**THE TASK:**
Your task is to repeat all of the data exactly while excluding the pictures.

**DATA IN THIS EXERCISE:**

————————

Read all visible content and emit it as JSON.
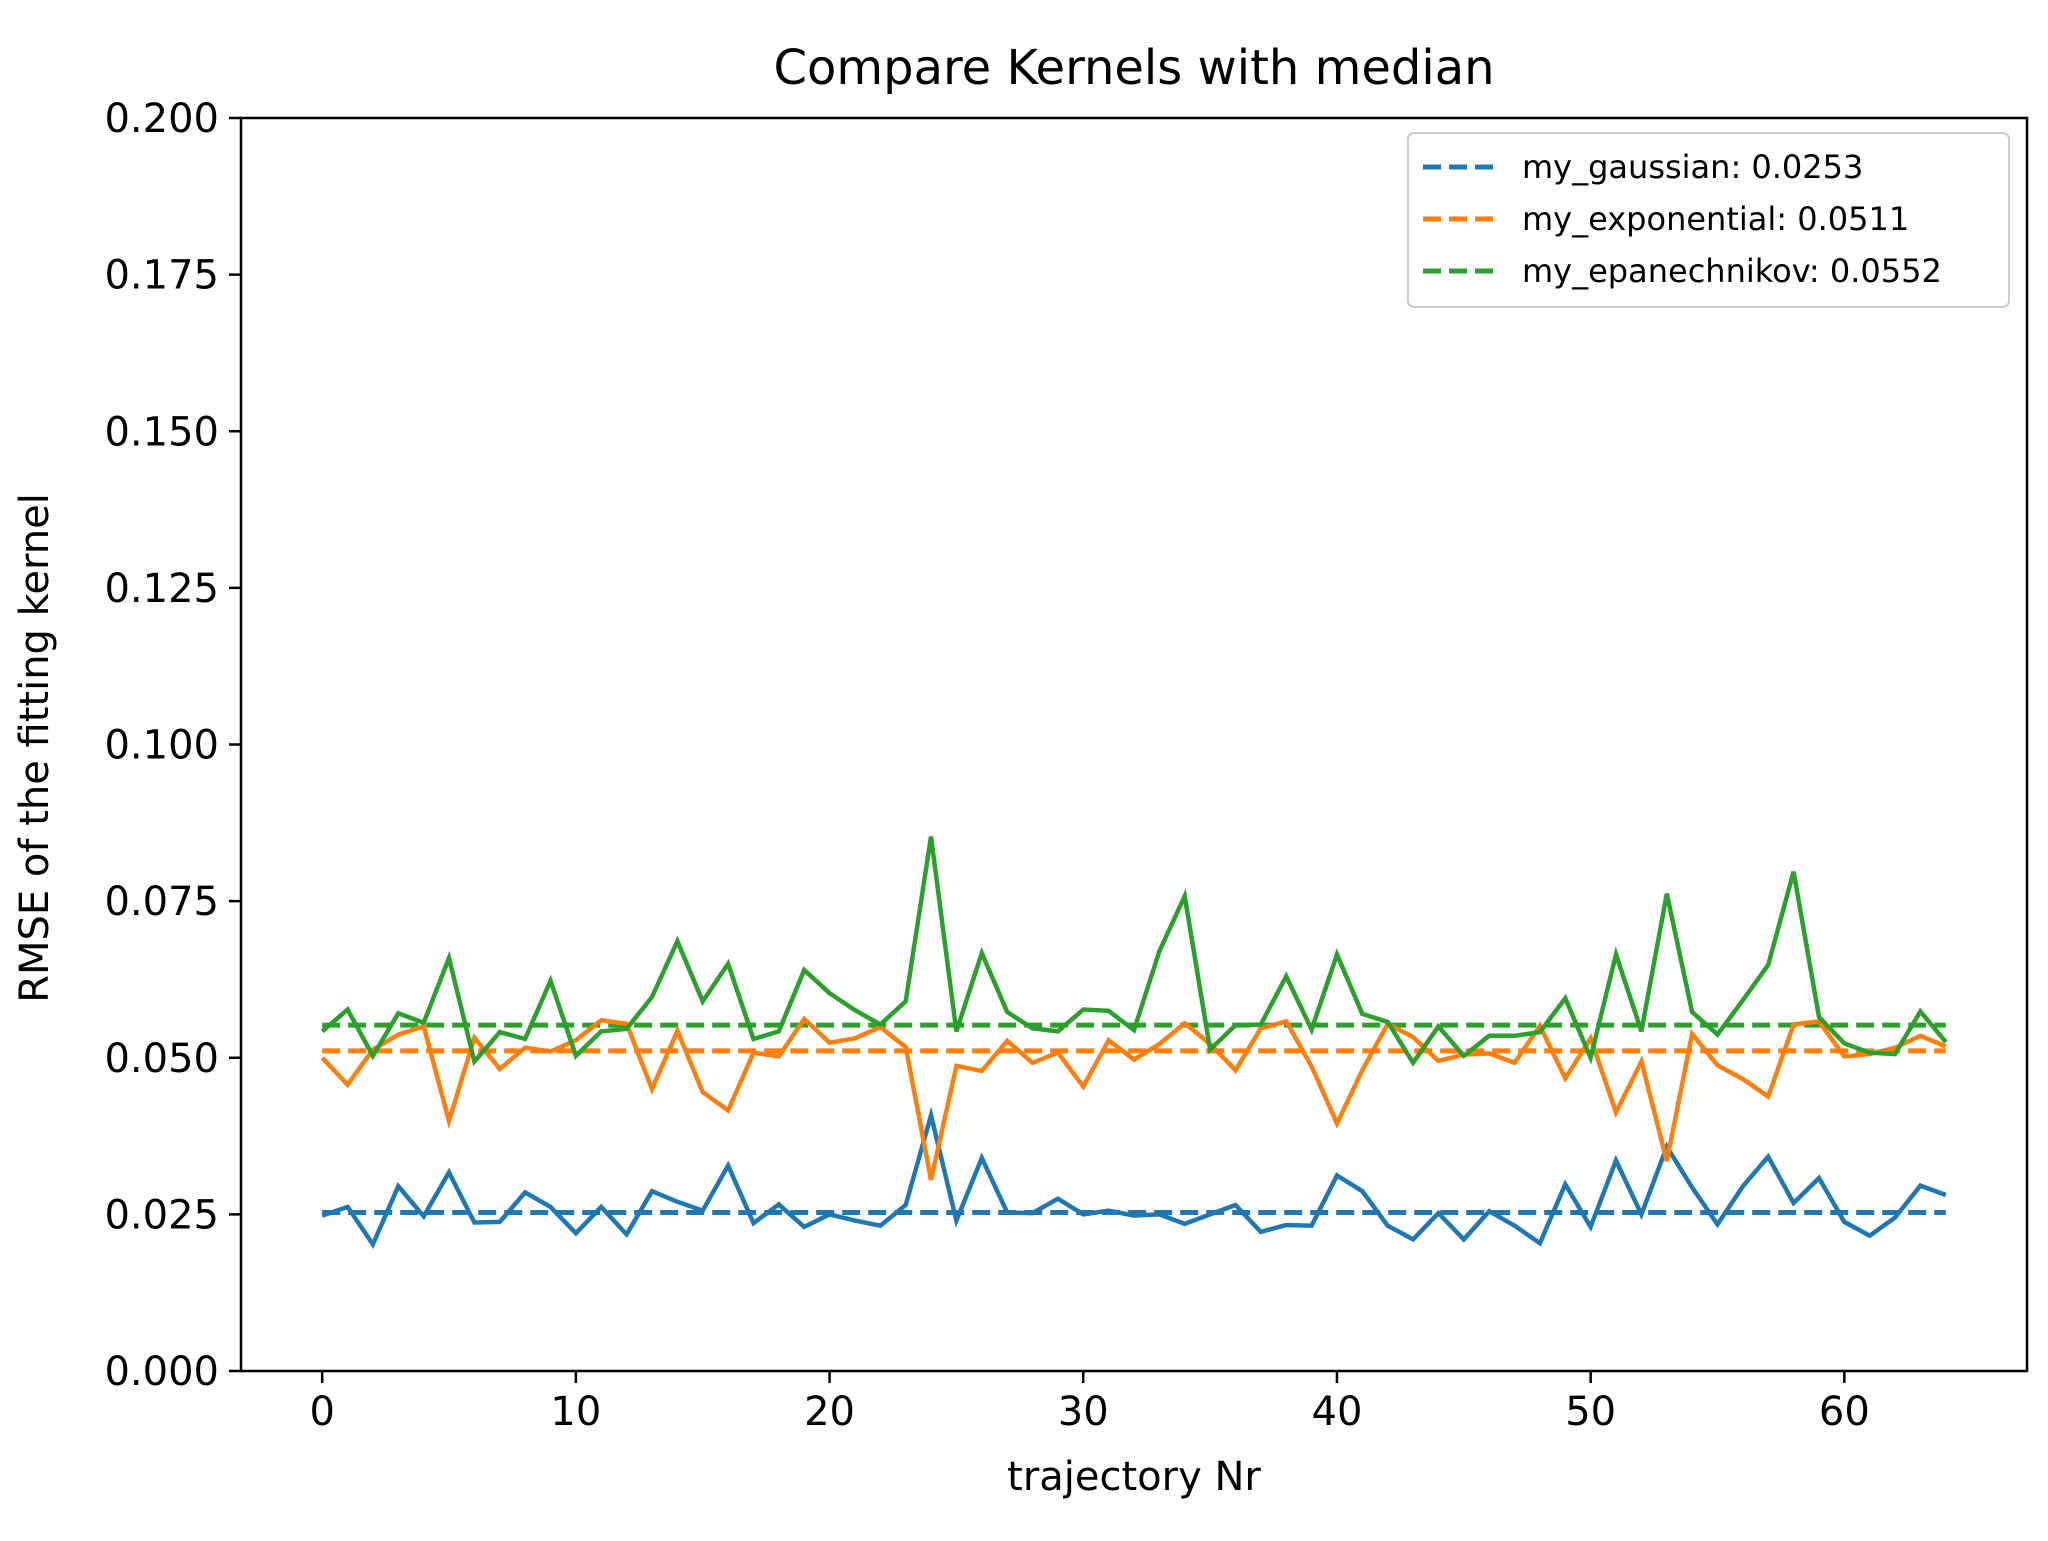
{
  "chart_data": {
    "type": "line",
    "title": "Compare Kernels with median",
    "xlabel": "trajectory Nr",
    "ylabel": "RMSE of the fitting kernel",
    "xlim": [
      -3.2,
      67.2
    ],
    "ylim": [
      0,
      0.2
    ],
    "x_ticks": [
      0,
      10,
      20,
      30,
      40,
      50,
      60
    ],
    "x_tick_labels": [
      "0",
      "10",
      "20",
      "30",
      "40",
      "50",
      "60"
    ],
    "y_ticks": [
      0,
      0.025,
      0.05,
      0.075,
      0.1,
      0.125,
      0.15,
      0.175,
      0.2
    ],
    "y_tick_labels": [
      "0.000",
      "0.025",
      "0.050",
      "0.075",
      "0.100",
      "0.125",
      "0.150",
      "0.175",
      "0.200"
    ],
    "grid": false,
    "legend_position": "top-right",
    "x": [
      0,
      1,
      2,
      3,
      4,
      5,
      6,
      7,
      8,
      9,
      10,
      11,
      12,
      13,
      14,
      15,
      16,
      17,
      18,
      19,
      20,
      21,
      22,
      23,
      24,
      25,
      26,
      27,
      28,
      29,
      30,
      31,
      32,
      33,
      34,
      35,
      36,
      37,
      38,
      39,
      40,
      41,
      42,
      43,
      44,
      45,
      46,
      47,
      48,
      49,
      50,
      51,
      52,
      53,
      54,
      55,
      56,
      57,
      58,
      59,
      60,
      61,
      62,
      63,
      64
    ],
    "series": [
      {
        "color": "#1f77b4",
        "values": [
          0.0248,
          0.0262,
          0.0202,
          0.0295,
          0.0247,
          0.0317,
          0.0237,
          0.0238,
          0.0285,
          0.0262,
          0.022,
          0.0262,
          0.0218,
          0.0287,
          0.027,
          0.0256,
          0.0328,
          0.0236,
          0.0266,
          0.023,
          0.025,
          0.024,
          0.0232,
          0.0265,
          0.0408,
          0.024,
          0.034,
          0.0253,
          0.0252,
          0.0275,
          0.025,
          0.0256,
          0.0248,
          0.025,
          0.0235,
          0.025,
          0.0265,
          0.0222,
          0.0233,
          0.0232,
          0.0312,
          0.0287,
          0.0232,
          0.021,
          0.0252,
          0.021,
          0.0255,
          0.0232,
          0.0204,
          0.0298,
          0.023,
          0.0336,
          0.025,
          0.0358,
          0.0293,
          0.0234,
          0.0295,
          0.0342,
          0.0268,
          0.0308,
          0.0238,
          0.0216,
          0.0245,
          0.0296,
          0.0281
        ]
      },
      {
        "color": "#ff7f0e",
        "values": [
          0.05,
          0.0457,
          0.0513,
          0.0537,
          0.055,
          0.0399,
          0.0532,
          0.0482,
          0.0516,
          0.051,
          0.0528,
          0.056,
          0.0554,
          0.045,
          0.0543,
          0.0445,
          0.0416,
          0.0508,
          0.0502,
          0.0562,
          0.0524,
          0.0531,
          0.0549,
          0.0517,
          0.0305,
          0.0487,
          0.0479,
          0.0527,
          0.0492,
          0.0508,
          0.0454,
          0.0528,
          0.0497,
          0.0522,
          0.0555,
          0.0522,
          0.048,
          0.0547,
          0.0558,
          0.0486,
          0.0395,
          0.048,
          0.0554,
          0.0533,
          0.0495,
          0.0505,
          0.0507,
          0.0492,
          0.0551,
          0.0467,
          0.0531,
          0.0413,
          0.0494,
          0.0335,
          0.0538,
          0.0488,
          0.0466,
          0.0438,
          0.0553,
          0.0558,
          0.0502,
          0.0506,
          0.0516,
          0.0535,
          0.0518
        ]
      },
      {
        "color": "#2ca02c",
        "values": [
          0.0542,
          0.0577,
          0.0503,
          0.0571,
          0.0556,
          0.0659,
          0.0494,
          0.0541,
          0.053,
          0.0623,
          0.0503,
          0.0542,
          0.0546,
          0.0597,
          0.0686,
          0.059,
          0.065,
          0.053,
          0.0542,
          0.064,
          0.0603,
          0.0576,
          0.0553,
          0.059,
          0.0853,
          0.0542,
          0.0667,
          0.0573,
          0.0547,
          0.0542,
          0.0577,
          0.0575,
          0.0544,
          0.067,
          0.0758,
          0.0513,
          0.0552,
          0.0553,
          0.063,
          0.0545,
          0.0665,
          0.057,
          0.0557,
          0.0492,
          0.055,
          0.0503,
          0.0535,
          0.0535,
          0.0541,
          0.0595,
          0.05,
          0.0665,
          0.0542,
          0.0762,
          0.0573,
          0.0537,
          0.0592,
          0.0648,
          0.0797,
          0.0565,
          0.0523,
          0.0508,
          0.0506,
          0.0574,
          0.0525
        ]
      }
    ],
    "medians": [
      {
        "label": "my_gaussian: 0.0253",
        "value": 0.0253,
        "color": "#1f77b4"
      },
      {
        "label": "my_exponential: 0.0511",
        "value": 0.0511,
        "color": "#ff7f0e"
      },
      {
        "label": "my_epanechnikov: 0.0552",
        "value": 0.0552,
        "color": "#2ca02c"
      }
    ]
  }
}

————————

**OUTPUT FOR THIS EXERCISE:**
Read all visible content and emit it as JSON.
{
  "chart_data": {
    "type": "line",
    "title": "Compare Kernels with median",
    "xlabel": "trajectory Nr",
    "ylabel": "RMSE of the fitting kernel",
    "xlim": [
      -3.2,
      67.2
    ],
    "ylim": [
      0,
      0.2
    ],
    "x_ticks": [
      0,
      10,
      20,
      30,
      40,
      50,
      60
    ],
    "x_tick_labels": [
      "0",
      "10",
      "20",
      "30",
      "40",
      "50",
      "60"
    ],
    "y_ticks": [
      0,
      0.025,
      0.05,
      0.075,
      0.1,
      0.125,
      0.15,
      0.175,
      0.2
    ],
    "y_tick_labels": [
      "0.000",
      "0.025",
      "0.050",
      "0.075",
      "0.100",
      "0.125",
      "0.150",
      "0.175",
      "0.200"
    ],
    "grid": false,
    "legend_position": "top-right",
    "x": [
      0,
      1,
      2,
      3,
      4,
      5,
      6,
      7,
      8,
      9,
      10,
      11,
      12,
      13,
      14,
      15,
      16,
      17,
      18,
      19,
      20,
      21,
      22,
      23,
      24,
      25,
      26,
      27,
      28,
      29,
      30,
      31,
      32,
      33,
      34,
      35,
      36,
      37,
      38,
      39,
      40,
      41,
      42,
      43,
      44,
      45,
      46,
      47,
      48,
      49,
      50,
      51,
      52,
      53,
      54,
      55,
      56,
      57,
      58,
      59,
      60,
      61,
      62,
      63,
      64
    ],
    "series": [
      {
        "color": "#1f77b4",
        "values": [
          0.0248,
          0.0262,
          0.0202,
          0.0295,
          0.0247,
          0.0317,
          0.0237,
          0.0238,
          0.0285,
          0.0262,
          0.022,
          0.0262,
          0.0218,
          0.0287,
          0.027,
          0.0256,
          0.0328,
          0.0236,
          0.0266,
          0.023,
          0.025,
          0.024,
          0.0232,
          0.0265,
          0.0408,
          0.024,
          0.034,
          0.0253,
          0.0252,
          0.0275,
          0.025,
          0.0256,
          0.0248,
          0.025,
          0.0235,
          0.025,
          0.0265,
          0.0222,
          0.0233,
          0.0232,
          0.0312,
          0.0287,
          0.0232,
          0.021,
          0.0252,
          0.021,
          0.0255,
          0.0232,
          0.0204,
          0.0298,
          0.023,
          0.0336,
          0.025,
          0.0358,
          0.0293,
          0.0234,
          0.0295,
          0.0342,
          0.0268,
          0.0308,
          0.0238,
          0.0216,
          0.0245,
          0.0296,
          0.0281
        ]
      },
      {
        "color": "#ff7f0e",
        "values": [
          0.05,
          0.0457,
          0.0513,
          0.0537,
          0.055,
          0.0399,
          0.0532,
          0.0482,
          0.0516,
          0.051,
          0.0528,
          0.056,
          0.0554,
          0.045,
          0.0543,
          0.0445,
          0.0416,
          0.0508,
          0.0502,
          0.0562,
          0.0524,
          0.0531,
          0.0549,
          0.0517,
          0.0305,
          0.0487,
          0.0479,
          0.0527,
          0.0492,
          0.0508,
          0.0454,
          0.0528,
          0.0497,
          0.0522,
          0.0555,
          0.0522,
          0.048,
          0.0547,
          0.0558,
          0.0486,
          0.0395,
          0.048,
          0.0554,
          0.0533,
          0.0495,
          0.0505,
          0.0507,
          0.0492,
          0.0551,
          0.0467,
          0.0531,
          0.0413,
          0.0494,
          0.0335,
          0.0538,
          0.0488,
          0.0466,
          0.0438,
          0.0553,
          0.0558,
          0.0502,
          0.0506,
          0.0516,
          0.0535,
          0.0518
        ]
      },
      {
        "color": "#2ca02c",
        "values": [
          0.0542,
          0.0577,
          0.0503,
          0.0571,
          0.0556,
          0.0659,
          0.0494,
          0.0541,
          0.053,
          0.0623,
          0.0503,
          0.0542,
          0.0546,
          0.0597,
          0.0686,
          0.059,
          0.065,
          0.053,
          0.0542,
          0.064,
          0.0603,
          0.0576,
          0.0553,
          0.059,
          0.0853,
          0.0542,
          0.0667,
          0.0573,
          0.0547,
          0.0542,
          0.0577,
          0.0575,
          0.0544,
          0.067,
          0.0758,
          0.0513,
          0.0552,
          0.0553,
          0.063,
          0.0545,
          0.0665,
          0.057,
          0.0557,
          0.0492,
          0.055,
          0.0503,
          0.0535,
          0.0535,
          0.0541,
          0.0595,
          0.05,
          0.0665,
          0.0542,
          0.0762,
          0.0573,
          0.0537,
          0.0592,
          0.0648,
          0.0797,
          0.0565,
          0.0523,
          0.0508,
          0.0506,
          0.0574,
          0.0525
        ]
      }
    ],
    "medians": [
      {
        "label": "my_gaussian: 0.0253",
        "value": 0.0253,
        "color": "#1f77b4"
      },
      {
        "label": "my_exponential: 0.0511",
        "value": 0.0511,
        "color": "#ff7f0e"
      },
      {
        "label": "my_epanechnikov: 0.0552",
        "value": 0.0552,
        "color": "#2ca02c"
      }
    ]
  }
}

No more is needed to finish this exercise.